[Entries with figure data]
+++++

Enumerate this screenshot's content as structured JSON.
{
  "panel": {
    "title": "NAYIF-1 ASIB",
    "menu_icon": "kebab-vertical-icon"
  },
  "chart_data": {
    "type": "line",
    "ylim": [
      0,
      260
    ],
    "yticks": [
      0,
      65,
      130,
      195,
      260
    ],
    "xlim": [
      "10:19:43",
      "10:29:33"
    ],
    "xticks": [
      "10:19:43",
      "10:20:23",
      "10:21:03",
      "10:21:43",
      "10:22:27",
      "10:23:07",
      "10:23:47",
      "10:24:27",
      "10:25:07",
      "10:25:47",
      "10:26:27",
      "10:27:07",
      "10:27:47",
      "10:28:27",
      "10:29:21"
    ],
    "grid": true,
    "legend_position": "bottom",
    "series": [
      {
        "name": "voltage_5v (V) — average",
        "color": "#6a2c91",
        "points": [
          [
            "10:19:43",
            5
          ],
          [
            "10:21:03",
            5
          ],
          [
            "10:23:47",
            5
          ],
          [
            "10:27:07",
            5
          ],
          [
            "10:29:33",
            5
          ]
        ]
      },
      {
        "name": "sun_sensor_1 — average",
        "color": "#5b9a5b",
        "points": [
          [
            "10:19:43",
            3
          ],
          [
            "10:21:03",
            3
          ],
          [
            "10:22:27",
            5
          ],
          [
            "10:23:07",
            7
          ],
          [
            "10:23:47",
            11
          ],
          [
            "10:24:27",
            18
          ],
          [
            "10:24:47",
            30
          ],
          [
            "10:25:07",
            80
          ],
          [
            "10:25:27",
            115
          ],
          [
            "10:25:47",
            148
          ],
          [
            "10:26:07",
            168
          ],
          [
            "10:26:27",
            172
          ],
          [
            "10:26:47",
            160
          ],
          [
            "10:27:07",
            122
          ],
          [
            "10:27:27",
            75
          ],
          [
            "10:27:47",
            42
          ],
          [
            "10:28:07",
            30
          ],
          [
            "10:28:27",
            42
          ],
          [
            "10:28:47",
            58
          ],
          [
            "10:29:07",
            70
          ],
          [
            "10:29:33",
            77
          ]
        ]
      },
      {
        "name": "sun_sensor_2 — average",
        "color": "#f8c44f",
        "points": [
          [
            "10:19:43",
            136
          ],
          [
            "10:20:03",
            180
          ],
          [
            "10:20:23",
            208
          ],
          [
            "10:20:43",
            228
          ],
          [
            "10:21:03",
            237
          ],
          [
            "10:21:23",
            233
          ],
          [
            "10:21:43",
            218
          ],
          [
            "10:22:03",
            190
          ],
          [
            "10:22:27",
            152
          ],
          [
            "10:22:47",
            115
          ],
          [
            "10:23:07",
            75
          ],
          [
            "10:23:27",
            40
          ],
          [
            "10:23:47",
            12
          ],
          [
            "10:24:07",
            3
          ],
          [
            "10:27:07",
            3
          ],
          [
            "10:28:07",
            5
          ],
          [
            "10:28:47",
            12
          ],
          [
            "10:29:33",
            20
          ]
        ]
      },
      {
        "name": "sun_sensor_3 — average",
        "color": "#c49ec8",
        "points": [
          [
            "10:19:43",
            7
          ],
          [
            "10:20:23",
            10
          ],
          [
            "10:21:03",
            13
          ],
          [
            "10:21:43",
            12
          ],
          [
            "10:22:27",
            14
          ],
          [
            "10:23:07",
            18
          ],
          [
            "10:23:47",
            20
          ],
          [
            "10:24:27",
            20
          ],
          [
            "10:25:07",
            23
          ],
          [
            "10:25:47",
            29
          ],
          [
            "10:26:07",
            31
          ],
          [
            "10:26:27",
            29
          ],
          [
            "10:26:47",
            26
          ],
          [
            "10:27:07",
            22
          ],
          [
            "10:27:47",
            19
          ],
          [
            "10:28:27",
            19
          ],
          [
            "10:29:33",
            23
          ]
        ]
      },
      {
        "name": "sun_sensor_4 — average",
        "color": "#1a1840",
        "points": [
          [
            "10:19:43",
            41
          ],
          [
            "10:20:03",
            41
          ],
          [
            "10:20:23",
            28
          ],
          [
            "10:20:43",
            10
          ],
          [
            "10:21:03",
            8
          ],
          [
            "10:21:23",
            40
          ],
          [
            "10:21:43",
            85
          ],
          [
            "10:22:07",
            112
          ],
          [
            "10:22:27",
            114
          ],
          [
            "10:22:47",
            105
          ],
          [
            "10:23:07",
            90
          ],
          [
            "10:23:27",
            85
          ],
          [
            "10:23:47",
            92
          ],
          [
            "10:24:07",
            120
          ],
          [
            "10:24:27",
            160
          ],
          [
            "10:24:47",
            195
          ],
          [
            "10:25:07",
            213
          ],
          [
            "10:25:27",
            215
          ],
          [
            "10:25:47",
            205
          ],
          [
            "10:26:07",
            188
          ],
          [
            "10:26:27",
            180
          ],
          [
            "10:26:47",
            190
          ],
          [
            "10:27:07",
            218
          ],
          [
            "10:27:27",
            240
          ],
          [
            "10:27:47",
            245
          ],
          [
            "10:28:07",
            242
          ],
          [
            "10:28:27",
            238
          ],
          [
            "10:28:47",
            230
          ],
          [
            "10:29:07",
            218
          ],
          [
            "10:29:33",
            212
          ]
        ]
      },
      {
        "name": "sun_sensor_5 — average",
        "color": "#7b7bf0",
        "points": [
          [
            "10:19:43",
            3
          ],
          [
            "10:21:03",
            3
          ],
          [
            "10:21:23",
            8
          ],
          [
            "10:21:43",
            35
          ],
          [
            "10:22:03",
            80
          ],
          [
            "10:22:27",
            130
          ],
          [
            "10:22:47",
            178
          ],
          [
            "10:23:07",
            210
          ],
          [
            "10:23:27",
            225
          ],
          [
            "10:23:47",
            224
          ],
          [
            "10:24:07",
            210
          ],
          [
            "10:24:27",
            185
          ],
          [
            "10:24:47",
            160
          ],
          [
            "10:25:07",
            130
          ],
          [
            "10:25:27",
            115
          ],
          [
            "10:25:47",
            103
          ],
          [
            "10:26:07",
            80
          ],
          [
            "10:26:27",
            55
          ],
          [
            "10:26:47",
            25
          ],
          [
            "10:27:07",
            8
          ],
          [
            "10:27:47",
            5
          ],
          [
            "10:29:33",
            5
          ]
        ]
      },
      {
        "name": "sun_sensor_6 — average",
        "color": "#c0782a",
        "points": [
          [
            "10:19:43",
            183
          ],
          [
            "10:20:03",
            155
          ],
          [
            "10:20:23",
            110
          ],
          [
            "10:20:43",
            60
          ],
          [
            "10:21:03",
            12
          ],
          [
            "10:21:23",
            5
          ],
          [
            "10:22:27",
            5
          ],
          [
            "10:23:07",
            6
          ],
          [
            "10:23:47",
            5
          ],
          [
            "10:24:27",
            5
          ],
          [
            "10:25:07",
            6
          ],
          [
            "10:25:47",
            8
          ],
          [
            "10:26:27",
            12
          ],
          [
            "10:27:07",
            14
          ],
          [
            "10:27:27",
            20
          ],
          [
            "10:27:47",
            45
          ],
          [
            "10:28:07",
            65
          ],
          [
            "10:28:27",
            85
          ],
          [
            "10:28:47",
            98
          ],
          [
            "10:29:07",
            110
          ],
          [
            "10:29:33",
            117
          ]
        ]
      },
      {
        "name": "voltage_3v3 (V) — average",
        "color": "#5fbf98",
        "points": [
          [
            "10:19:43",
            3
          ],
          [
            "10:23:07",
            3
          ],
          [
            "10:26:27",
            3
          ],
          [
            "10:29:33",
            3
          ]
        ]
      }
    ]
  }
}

+++++

What you are asked to do
Write the whole listing out again. Keep every line exactly as it is.

Written solution
Enumerate this screenshot's content as structured JSON.
{
  "panel": {
    "title": "NAYIF-1 ASIB",
    "menu_icon": "kebab-vertical-icon"
  },
  "chart_data": {
    "type": "line",
    "ylim": [
      0,
      260
    ],
    "yticks": [
      0,
      65,
      130,
      195,
      260
    ],
    "xlim": [
      "10:19:43",
      "10:29:33"
    ],
    "xticks": [
      "10:19:43",
      "10:20:23",
      "10:21:03",
      "10:21:43",
      "10:22:27",
      "10:23:07",
      "10:23:47",
      "10:24:27",
      "10:25:07",
      "10:25:47",
      "10:26:27",
      "10:27:07",
      "10:27:47",
      "10:28:27",
      "10:29:21"
    ],
    "grid": true,
    "legend_position": "bottom",
    "series": [
      {
        "name": "voltage_5v (V) — average",
        "color": "#6a2c91",
        "points": [
          [
            "10:19:43",
            5
          ],
          [
            "10:21:03",
            5
          ],
          [
            "10:23:47",
            5
          ],
          [
            "10:27:07",
            5
          ],
          [
            "10:29:33",
            5
          ]
        ]
      },
      {
        "name": "sun_sensor_1 — average",
        "color": "#5b9a5b",
        "points": [
          [
            "10:19:43",
            3
          ],
          [
            "10:21:03",
            3
          ],
          [
            "10:22:27",
            5
          ],
          [
            "10:23:07",
            7
          ],
          [
            "10:23:47",
            11
          ],
          [
            "10:24:27",
            18
          ],
          [
            "10:24:47",
            30
          ],
          [
            "10:25:07",
            80
          ],
          [
            "10:25:27",
            115
          ],
          [
            "10:25:47",
            148
          ],
          [
            "10:26:07",
            168
          ],
          [
            "10:26:27",
            172
          ],
          [
            "10:26:47",
            160
          ],
          [
            "10:27:07",
            122
          ],
          [
            "10:27:27",
            75
          ],
          [
            "10:27:47",
            42
          ],
          [
            "10:28:07",
            30
          ],
          [
            "10:28:27",
            42
          ],
          [
            "10:28:47",
            58
          ],
          [
            "10:29:07",
            70
          ],
          [
            "10:29:33",
            77
          ]
        ]
      },
      {
        "name": "sun_sensor_2 — average",
        "color": "#f8c44f",
        "points": [
          [
            "10:19:43",
            136
          ],
          [
            "10:20:03",
            180
          ],
          [
            "10:20:23",
            208
          ],
          [
            "10:20:43",
            228
          ],
          [
            "10:21:03",
            237
          ],
          [
            "10:21:23",
            233
          ],
          [
            "10:21:43",
            218
          ],
          [
            "10:22:03",
            190
          ],
          [
            "10:22:27",
            152
          ],
          [
            "10:22:47",
            115
          ],
          [
            "10:23:07",
            75
          ],
          [
            "10:23:27",
            40
          ],
          [
            "10:23:47",
            12
          ],
          [
            "10:24:07",
            3
          ],
          [
            "10:27:07",
            3
          ],
          [
            "10:28:07",
            5
          ],
          [
            "10:28:47",
            12
          ],
          [
            "10:29:33",
            20
          ]
        ]
      },
      {
        "name": "sun_sensor_3 — average",
        "color": "#c49ec8",
        "points": [
          [
            "10:19:43",
            7
          ],
          [
            "10:20:23",
            10
          ],
          [
            "10:21:03",
            13
          ],
          [
            "10:21:43",
            12
          ],
          [
            "10:22:27",
            14
          ],
          [
            "10:23:07",
            18
          ],
          [
            "10:23:47",
            20
          ],
          [
            "10:24:27",
            20
          ],
          [
            "10:25:07",
            23
          ],
          [
            "10:25:47",
            29
          ],
          [
            "10:26:07",
            31
          ],
          [
            "10:26:27",
            29
          ],
          [
            "10:26:47",
            26
          ],
          [
            "10:27:07",
            22
          ],
          [
            "10:27:47",
            19
          ],
          [
            "10:28:27",
            19
          ],
          [
            "10:29:33",
            23
          ]
        ]
      },
      {
        "name": "sun_sensor_4 — average",
        "color": "#1a1840",
        "points": [
          [
            "10:19:43",
            41
          ],
          [
            "10:20:03",
            41
          ],
          [
            "10:20:23",
            28
          ],
          [
            "10:20:43",
            10
          ],
          [
            "10:21:03",
            8
          ],
          [
            "10:21:23",
            40
          ],
          [
            "10:21:43",
            85
          ],
          [
            "10:22:07",
            112
          ],
          [
            "10:22:27",
            114
          ],
          [
            "10:22:47",
            105
          ],
          [
            "10:23:07",
            90
          ],
          [
            "10:23:27",
            85
          ],
          [
            "10:23:47",
            92
          ],
          [
            "10:24:07",
            120
          ],
          [
            "10:24:27",
            160
          ],
          [
            "10:24:47",
            195
          ],
          [
            "10:25:07",
            213
          ],
          [
            "10:25:27",
            215
          ],
          [
            "10:25:47",
            205
          ],
          [
            "10:26:07",
            188
          ],
          [
            "10:26:27",
            180
          ],
          [
            "10:26:47",
            190
          ],
          [
            "10:27:07",
            218
          ],
          [
            "10:27:27",
            240
          ],
          [
            "10:27:47",
            245
          ],
          [
            "10:28:07",
            242
          ],
          [
            "10:28:27",
            238
          ],
          [
            "10:28:47",
            230
          ],
          [
            "10:29:07",
            218
          ],
          [
            "10:29:33",
            212
          ]
        ]
      },
      {
        "name": "sun_sensor_5 — average",
        "color": "#7b7bf0",
        "points": [
          [
            "10:19:43",
            3
          ],
          [
            "10:21:03",
            3
          ],
          [
            "10:21:23",
            8
          ],
          [
            "10:21:43",
            35
          ],
          [
            "10:22:03",
            80
          ],
          [
            "10:22:27",
            130
          ],
          [
            "10:22:47",
            178
          ],
          [
            "10:23:07",
            210
          ],
          [
            "10:23:27",
            225
          ],
          [
            "10:23:47",
            224
          ],
          [
            "10:24:07",
            210
          ],
          [
            "10:24:27",
            185
          ],
          [
            "10:24:47",
            160
          ],
          [
            "10:25:07",
            130
          ],
          [
            "10:25:27",
            115
          ],
          [
            "10:25:47",
            103
          ],
          [
            "10:26:07",
            80
          ],
          [
            "10:26:27",
            55
          ],
          [
            "10:26:47",
            25
          ],
          [
            "10:27:07",
            8
          ],
          [
            "10:27:47",
            5
          ],
          [
            "10:29:33",
            5
          ]
        ]
      },
      {
        "name": "sun_sensor_6 — average",
        "color": "#c0782a",
        "points": [
          [
            "10:19:43",
            183
          ],
          [
            "10:20:03",
            155
          ],
          [
            "10:20:23",
            110
          ],
          [
            "10:20:43",
            60
          ],
          [
            "10:21:03",
            12
          ],
          [
            "10:21:23",
            5
          ],
          [
            "10:22:27",
            5
          ],
          [
            "10:23:07",
            6
          ],
          [
            "10:23:47",
            5
          ],
          [
            "10:24:27",
            5
          ],
          [
            "10:25:07",
            6
          ],
          [
            "10:25:47",
            8
          ],
          [
            "10:26:27",
            12
          ],
          [
            "10:27:07",
            14
          ],
          [
            "10:27:27",
            20
          ],
          [
            "10:27:47",
            45
          ],
          [
            "10:28:07",
            65
          ],
          [
            "10:28:27",
            85
          ],
          [
            "10:28:47",
            98
          ],
          [
            "10:29:07",
            110
          ],
          [
            "10:29:33",
            117
          ]
        ]
      },
      {
        "name": "voltage_3v3 (V) — average",
        "color": "#5fbf98",
        "points": [
          [
            "10:19:43",
            3
          ],
          [
            "10:23:07",
            3
          ],
          [
            "10:26:27",
            3
          ],
          [
            "10:29:33",
            3
          ]
        ]
      }
    ]
  }
}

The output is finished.